* START *

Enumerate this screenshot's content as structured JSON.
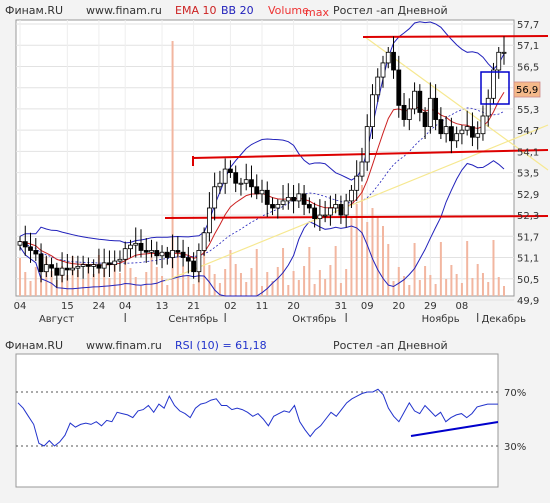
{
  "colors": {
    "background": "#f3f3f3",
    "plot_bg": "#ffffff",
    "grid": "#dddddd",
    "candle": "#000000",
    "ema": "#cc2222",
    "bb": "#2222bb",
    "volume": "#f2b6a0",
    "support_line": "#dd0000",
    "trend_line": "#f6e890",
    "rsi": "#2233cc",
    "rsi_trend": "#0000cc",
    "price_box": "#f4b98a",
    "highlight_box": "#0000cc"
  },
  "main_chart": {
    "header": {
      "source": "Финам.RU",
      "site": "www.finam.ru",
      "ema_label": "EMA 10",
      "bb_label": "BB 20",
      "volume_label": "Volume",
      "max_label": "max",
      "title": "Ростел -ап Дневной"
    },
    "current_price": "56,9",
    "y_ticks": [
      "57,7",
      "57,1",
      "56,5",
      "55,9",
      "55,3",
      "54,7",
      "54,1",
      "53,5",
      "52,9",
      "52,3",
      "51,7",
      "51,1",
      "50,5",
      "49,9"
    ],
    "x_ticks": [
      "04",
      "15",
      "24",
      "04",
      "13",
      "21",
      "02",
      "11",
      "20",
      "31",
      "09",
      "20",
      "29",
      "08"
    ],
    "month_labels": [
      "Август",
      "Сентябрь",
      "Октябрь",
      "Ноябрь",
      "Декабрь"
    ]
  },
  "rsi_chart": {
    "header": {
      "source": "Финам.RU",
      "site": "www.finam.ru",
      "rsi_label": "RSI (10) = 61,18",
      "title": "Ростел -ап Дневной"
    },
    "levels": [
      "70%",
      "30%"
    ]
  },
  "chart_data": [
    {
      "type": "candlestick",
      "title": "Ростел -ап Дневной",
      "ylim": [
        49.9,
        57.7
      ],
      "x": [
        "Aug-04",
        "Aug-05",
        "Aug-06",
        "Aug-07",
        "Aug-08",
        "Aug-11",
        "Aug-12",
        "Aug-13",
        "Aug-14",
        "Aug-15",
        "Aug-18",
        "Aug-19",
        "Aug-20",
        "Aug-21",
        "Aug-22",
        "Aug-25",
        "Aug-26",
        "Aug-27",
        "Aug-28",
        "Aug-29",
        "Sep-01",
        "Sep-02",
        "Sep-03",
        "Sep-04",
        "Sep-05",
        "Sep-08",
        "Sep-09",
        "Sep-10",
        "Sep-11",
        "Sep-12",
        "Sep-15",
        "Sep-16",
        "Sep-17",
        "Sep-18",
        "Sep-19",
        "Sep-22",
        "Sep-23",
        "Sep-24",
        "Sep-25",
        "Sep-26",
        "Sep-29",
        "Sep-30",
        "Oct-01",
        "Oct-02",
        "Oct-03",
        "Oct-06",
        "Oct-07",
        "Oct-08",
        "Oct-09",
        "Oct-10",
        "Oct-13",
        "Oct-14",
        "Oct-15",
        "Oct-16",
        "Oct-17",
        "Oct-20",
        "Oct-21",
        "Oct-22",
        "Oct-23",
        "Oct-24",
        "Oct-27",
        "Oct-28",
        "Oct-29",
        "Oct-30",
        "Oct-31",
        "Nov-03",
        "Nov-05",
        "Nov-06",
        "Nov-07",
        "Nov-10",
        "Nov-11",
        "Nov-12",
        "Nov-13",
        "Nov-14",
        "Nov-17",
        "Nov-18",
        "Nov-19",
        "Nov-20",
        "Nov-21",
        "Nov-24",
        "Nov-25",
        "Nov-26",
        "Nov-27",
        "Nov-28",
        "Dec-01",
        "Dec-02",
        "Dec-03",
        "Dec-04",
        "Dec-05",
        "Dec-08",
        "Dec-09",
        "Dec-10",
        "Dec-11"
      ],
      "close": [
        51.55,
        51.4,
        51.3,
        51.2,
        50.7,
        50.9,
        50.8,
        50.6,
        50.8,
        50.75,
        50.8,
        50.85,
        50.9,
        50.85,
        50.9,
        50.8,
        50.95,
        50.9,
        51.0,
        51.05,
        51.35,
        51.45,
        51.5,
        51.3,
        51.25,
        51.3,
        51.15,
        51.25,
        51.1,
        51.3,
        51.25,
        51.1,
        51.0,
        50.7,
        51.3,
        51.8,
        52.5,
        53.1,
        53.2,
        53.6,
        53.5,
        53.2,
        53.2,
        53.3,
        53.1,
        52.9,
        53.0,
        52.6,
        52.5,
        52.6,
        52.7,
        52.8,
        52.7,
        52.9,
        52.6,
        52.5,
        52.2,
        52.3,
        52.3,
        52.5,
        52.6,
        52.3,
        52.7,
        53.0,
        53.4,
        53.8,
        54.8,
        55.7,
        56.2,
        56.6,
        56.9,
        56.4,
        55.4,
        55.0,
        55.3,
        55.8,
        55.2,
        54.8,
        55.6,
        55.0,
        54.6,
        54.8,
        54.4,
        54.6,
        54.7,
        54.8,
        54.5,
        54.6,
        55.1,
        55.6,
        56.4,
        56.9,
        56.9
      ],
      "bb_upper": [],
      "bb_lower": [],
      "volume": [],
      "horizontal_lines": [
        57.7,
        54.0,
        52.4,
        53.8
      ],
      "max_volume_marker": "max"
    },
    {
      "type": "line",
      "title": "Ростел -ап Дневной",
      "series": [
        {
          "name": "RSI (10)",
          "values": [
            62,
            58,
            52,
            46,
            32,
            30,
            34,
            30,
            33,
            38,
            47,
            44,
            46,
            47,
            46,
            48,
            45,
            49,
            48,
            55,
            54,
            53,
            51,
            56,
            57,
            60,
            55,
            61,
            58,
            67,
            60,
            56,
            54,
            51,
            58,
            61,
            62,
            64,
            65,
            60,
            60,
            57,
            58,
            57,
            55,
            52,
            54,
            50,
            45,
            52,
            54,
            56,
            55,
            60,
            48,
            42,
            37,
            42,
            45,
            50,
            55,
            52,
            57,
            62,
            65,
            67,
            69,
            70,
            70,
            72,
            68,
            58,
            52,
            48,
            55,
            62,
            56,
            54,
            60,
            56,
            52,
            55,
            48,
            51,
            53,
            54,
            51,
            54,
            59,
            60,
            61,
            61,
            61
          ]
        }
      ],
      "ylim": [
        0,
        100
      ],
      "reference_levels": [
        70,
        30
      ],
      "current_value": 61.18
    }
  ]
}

* END *

*Exercise prompt*. Every entry must be reproduced exactly, with the images left out.

*Reply to the exercise*.
Enumerate this screenshot's content as structured JSON.
{
  "colors": {
    "background": "#f3f3f3",
    "plot_bg": "#ffffff",
    "grid": "#dddddd",
    "candle": "#000000",
    "ema": "#cc2222",
    "bb": "#2222bb",
    "volume": "#f2b6a0",
    "support_line": "#dd0000",
    "trend_line": "#f6e890",
    "rsi": "#2233cc",
    "rsi_trend": "#0000cc",
    "price_box": "#f4b98a",
    "highlight_box": "#0000cc"
  },
  "main_chart": {
    "header": {
      "source": "Финам.RU",
      "site": "www.finam.ru",
      "ema_label": "EMA 10",
      "bb_label": "BB 20",
      "volume_label": "Volume",
      "max_label": "max",
      "title": "Ростел -ап Дневной"
    },
    "current_price": "56,9",
    "y_ticks": [
      "57,7",
      "57,1",
      "56,5",
      "55,9",
      "55,3",
      "54,7",
      "54,1",
      "53,5",
      "52,9",
      "52,3",
      "51,7",
      "51,1",
      "50,5",
      "49,9"
    ],
    "x_ticks": [
      "04",
      "15",
      "24",
      "04",
      "13",
      "21",
      "02",
      "11",
      "20",
      "31",
      "09",
      "20",
      "29",
      "08"
    ],
    "month_labels": [
      "Август",
      "Сентябрь",
      "Октябрь",
      "Ноябрь",
      "Декабрь"
    ]
  },
  "rsi_chart": {
    "header": {
      "source": "Финам.RU",
      "site": "www.finam.ru",
      "rsi_label": "RSI (10) = 61,18",
      "title": "Ростел -ап Дневной"
    },
    "levels": [
      "70%",
      "30%"
    ]
  },
  "chart_data": [
    {
      "type": "candlestick",
      "title": "Ростел -ап Дневной",
      "ylim": [
        49.9,
        57.7
      ],
      "x": [
        "Aug-04",
        "Aug-05",
        "Aug-06",
        "Aug-07",
        "Aug-08",
        "Aug-11",
        "Aug-12",
        "Aug-13",
        "Aug-14",
        "Aug-15",
        "Aug-18",
        "Aug-19",
        "Aug-20",
        "Aug-21",
        "Aug-22",
        "Aug-25",
        "Aug-26",
        "Aug-27",
        "Aug-28",
        "Aug-29",
        "Sep-01",
        "Sep-02",
        "Sep-03",
        "Sep-04",
        "Sep-05",
        "Sep-08",
        "Sep-09",
        "Sep-10",
        "Sep-11",
        "Sep-12",
        "Sep-15",
        "Sep-16",
        "Sep-17",
        "Sep-18",
        "Sep-19",
        "Sep-22",
        "Sep-23",
        "Sep-24",
        "Sep-25",
        "Sep-26",
        "Sep-29",
        "Sep-30",
        "Oct-01",
        "Oct-02",
        "Oct-03",
        "Oct-06",
        "Oct-07",
        "Oct-08",
        "Oct-09",
        "Oct-10",
        "Oct-13",
        "Oct-14",
        "Oct-15",
        "Oct-16",
        "Oct-17",
        "Oct-20",
        "Oct-21",
        "Oct-22",
        "Oct-23",
        "Oct-24",
        "Oct-27",
        "Oct-28",
        "Oct-29",
        "Oct-30",
        "Oct-31",
        "Nov-03",
        "Nov-05",
        "Nov-06",
        "Nov-07",
        "Nov-10",
        "Nov-11",
        "Nov-12",
        "Nov-13",
        "Nov-14",
        "Nov-17",
        "Nov-18",
        "Nov-19",
        "Nov-20",
        "Nov-21",
        "Nov-24",
        "Nov-25",
        "Nov-26",
        "Nov-27",
        "Nov-28",
        "Dec-01",
        "Dec-02",
        "Dec-03",
        "Dec-04",
        "Dec-05",
        "Dec-08",
        "Dec-09",
        "Dec-10",
        "Dec-11"
      ],
      "close": [
        51.55,
        51.4,
        51.3,
        51.2,
        50.7,
        50.9,
        50.8,
        50.6,
        50.8,
        50.75,
        50.8,
        50.85,
        50.9,
        50.85,
        50.9,
        50.8,
        50.95,
        50.9,
        51.0,
        51.05,
        51.35,
        51.45,
        51.5,
        51.3,
        51.25,
        51.3,
        51.15,
        51.25,
        51.1,
        51.3,
        51.25,
        51.1,
        51.0,
        50.7,
        51.3,
        51.8,
        52.5,
        53.1,
        53.2,
        53.6,
        53.5,
        53.2,
        53.2,
        53.3,
        53.1,
        52.9,
        53.0,
        52.6,
        52.5,
        52.6,
        52.7,
        52.8,
        52.7,
        52.9,
        52.6,
        52.5,
        52.2,
        52.3,
        52.3,
        52.5,
        52.6,
        52.3,
        52.7,
        53.0,
        53.4,
        53.8,
        54.8,
        55.7,
        56.2,
        56.6,
        56.9,
        56.4,
        55.4,
        55.0,
        55.3,
        55.8,
        55.2,
        54.8,
        55.6,
        55.0,
        54.6,
        54.8,
        54.4,
        54.6,
        54.7,
        54.8,
        54.5,
        54.6,
        55.1,
        55.6,
        56.4,
        56.9,
        56.9
      ],
      "bb_upper": [],
      "bb_lower": [],
      "volume": [],
      "horizontal_lines": [
        57.7,
        54.0,
        52.4,
        53.8
      ],
      "max_volume_marker": "max"
    },
    {
      "type": "line",
      "title": "Ростел -ап Дневной",
      "series": [
        {
          "name": "RSI (10)",
          "values": [
            62,
            58,
            52,
            46,
            32,
            30,
            34,
            30,
            33,
            38,
            47,
            44,
            46,
            47,
            46,
            48,
            45,
            49,
            48,
            55,
            54,
            53,
            51,
            56,
            57,
            60,
            55,
            61,
            58,
            67,
            60,
            56,
            54,
            51,
            58,
            61,
            62,
            64,
            65,
            60,
            60,
            57,
            58,
            57,
            55,
            52,
            54,
            50,
            45,
            52,
            54,
            56,
            55,
            60,
            48,
            42,
            37,
            42,
            45,
            50,
            55,
            52,
            57,
            62,
            65,
            67,
            69,
            70,
            70,
            72,
            68,
            58,
            52,
            48,
            55,
            62,
            56,
            54,
            60,
            56,
            52,
            55,
            48,
            51,
            53,
            54,
            51,
            54,
            59,
            60,
            61,
            61,
            61
          ]
        }
      ],
      "ylim": [
        0,
        100
      ],
      "reference_levels": [
        70,
        30
      ],
      "current_value": 61.18
    }
  ]
}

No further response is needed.